**Records supplied:**
....

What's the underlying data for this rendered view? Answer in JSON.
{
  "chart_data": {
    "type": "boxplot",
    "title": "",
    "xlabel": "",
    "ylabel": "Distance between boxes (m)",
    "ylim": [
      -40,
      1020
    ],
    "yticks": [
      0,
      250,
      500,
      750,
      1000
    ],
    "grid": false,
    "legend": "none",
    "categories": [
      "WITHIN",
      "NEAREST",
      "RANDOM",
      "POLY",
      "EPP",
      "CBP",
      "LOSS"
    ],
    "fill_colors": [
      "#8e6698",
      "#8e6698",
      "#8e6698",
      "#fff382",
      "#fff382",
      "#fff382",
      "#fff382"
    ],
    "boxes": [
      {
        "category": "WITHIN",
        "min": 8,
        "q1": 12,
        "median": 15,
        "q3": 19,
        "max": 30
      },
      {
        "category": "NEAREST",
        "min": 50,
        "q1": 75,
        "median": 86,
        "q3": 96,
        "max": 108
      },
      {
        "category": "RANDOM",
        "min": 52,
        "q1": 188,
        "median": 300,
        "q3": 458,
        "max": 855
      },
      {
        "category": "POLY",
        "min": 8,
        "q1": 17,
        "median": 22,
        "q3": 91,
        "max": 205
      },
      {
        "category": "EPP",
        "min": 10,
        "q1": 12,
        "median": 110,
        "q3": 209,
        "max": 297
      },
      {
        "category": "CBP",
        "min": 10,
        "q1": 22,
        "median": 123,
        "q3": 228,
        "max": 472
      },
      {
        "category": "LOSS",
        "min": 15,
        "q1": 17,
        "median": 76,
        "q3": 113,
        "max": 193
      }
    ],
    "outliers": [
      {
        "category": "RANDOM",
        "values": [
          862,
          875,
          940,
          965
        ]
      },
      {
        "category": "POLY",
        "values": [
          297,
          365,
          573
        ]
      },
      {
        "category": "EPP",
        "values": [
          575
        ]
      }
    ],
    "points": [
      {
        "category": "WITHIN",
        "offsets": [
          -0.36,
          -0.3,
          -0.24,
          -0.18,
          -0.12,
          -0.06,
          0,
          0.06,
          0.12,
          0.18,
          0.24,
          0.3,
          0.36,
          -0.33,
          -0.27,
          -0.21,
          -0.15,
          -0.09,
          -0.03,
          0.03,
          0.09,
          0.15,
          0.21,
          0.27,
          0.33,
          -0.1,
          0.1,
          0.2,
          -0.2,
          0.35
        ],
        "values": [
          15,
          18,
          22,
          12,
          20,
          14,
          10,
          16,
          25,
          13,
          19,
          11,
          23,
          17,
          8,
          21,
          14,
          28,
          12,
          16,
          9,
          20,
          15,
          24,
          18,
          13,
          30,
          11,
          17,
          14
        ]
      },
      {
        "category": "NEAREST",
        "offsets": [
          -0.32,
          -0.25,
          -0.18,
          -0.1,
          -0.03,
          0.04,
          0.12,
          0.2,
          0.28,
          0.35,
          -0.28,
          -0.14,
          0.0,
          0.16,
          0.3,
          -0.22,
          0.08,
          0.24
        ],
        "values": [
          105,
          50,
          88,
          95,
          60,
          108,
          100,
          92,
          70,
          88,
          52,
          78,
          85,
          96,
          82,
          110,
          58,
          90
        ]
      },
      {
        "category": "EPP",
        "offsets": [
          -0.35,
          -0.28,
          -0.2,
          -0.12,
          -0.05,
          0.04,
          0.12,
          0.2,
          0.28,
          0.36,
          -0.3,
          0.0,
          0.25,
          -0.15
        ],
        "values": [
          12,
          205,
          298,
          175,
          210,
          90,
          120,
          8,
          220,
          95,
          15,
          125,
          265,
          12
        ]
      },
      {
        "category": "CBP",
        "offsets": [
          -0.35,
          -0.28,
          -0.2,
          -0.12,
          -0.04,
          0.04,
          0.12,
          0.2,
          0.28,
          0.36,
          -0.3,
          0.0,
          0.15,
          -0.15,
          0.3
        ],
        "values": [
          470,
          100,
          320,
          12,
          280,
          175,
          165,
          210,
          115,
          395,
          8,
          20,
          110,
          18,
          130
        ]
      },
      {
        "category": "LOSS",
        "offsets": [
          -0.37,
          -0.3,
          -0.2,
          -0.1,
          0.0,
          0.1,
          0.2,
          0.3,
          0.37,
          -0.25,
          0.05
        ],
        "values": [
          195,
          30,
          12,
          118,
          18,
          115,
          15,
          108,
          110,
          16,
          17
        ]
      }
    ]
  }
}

....

**Challenge:** Spot every line that holds "boxes" and copy it.

**Written answer:**
    "ylabel": "Distance between boxes (m)",
    "boxes": [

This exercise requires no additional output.